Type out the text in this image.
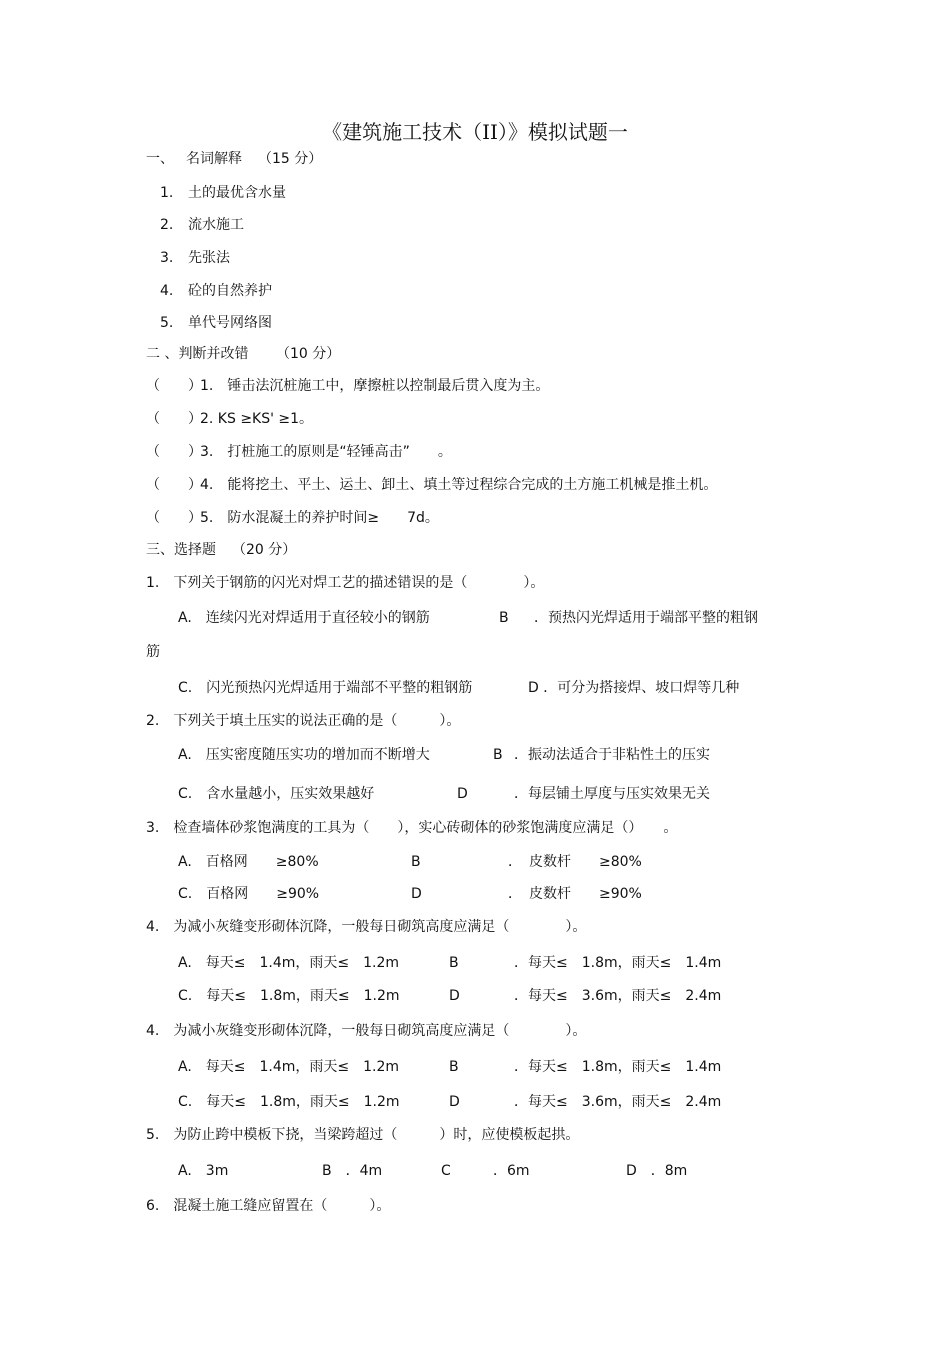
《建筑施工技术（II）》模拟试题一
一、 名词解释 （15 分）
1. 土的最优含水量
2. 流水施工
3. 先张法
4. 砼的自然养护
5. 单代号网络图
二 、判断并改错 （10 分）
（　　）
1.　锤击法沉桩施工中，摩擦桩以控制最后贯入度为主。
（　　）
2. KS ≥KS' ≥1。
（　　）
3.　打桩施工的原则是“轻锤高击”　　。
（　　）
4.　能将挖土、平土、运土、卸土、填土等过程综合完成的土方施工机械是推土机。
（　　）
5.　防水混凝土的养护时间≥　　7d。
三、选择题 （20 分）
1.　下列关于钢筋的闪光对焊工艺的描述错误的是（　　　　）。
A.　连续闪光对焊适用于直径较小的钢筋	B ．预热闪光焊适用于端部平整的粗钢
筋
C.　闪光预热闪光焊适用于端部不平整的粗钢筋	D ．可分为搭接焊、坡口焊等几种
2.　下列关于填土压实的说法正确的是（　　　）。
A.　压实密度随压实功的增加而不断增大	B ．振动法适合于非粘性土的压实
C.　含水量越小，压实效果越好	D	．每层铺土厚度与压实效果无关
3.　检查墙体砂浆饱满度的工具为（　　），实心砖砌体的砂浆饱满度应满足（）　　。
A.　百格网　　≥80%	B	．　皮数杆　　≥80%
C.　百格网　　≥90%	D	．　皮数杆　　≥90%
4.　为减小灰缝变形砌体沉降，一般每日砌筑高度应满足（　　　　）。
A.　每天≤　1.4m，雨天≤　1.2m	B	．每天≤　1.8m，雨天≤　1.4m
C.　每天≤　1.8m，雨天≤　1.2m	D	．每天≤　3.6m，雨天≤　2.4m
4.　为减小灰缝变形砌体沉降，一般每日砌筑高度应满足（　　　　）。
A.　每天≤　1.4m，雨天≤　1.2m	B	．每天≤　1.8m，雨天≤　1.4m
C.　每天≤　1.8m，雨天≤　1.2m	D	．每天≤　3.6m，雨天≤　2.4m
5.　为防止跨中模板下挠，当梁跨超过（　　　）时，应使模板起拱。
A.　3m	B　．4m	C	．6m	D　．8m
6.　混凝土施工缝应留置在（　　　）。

——

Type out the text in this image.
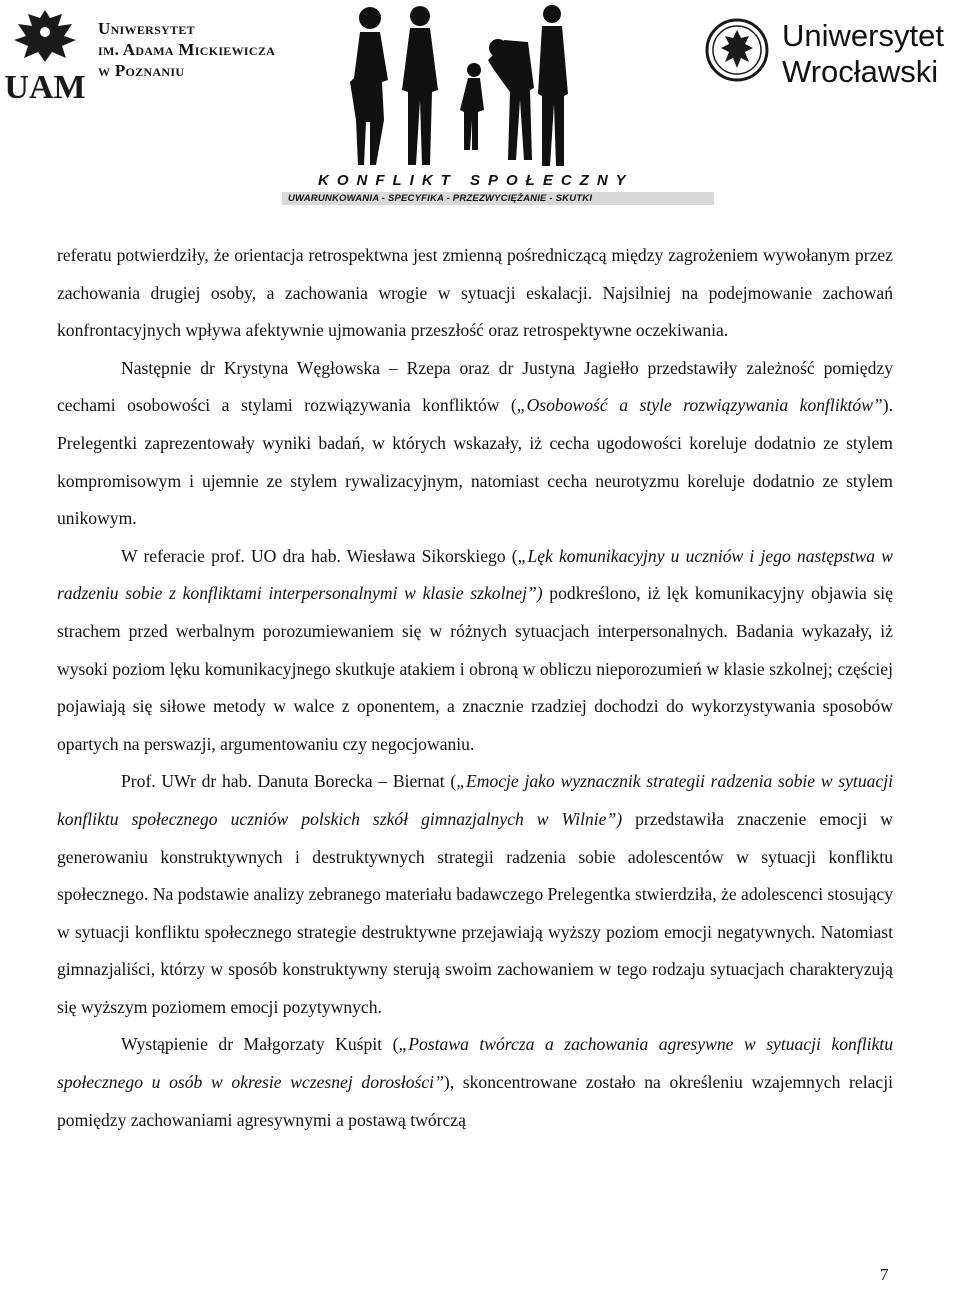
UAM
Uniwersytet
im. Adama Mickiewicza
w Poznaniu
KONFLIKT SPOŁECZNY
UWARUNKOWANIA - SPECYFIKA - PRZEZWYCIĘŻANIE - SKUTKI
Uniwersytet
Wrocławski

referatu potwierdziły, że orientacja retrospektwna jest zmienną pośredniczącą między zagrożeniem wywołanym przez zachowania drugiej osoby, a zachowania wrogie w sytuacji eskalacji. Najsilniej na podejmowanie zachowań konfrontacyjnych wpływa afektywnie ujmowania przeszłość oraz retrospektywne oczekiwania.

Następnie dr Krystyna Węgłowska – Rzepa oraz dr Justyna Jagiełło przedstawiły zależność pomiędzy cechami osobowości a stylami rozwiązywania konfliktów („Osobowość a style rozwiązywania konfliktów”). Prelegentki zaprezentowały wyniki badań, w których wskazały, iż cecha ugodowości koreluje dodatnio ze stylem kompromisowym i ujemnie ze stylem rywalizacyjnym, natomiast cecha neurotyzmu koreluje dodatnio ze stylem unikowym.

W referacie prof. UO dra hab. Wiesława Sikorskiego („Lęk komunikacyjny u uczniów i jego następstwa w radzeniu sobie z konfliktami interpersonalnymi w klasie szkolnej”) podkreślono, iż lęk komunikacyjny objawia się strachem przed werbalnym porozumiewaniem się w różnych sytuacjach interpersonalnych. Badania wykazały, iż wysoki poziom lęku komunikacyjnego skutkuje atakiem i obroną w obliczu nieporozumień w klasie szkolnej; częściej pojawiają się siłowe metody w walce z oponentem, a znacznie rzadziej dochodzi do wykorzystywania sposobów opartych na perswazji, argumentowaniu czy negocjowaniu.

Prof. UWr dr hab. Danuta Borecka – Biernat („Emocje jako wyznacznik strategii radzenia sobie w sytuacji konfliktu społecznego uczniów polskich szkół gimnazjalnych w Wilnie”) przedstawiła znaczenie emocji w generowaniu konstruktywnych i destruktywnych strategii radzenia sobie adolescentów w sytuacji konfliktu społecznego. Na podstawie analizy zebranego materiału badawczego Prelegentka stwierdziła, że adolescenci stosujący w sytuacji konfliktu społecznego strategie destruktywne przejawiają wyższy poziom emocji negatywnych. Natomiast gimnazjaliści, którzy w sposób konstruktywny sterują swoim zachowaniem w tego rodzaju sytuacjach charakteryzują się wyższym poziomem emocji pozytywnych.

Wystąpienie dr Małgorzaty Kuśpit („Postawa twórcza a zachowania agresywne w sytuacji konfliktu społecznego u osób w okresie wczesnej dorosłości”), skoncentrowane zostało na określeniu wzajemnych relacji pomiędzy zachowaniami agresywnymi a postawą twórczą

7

——

▶ [Aim of the exercise]:
Pick out and copy the lines of the entries that hold the string "sobie".

▶ [Answer to the problem]:
W referacie prof. UO dra hab. Wiesława Sikorskiego („Lęk komunikacyjny u uczniów i jego następstwa w radzeniu sobie z konfliktami interpersonalnymi w klasie szkolnej”) podkreślono, iż lęk komunikacyjny objawia się strachem przed werbalnym porozumiewaniem się w różnych sytuacjach interpersonalnych. Badania wykazały, iż wysoki poziom lęku komunikacyjnego skutkuje atakiem i obroną w obliczu nieporozumień w klasie szkolnej; częściej pojawiają się siłowe metody w walce z oponentem, a znacznie rzadziej dochodzi do wykorzystywania sposobów opartych na perswazji, argumentowaniu czy negocjowaniu.
Prof. UWr dr hab. Danuta Borecka – Biernat („Emocje jako wyznacznik strategii radzenia sobie w sytuacji konfliktu społecznego uczniów polskich szkół gimnazjalnych w Wilnie”) przedstawiła znaczenie emocji w generowaniu konstruktywnych i destruktywnych strategii radzenia sobie adolescentów w sytuacji konfliktu społecznego. Na podstawie analizy zebranego materiału badawczego Prelegentka stwierdziła, że adolescenci stosujący w sytuacji konfliktu społecznego strategie destruktywne przejawiają wyższy poziom emocji negatywnych. Natomiast gimnazjaliści, którzy w sposób konstruktywny sterują swoim zachowaniem w tego rodzaju sytuacjach charakteryzują się wyższym poziomem emocji pozytywnych.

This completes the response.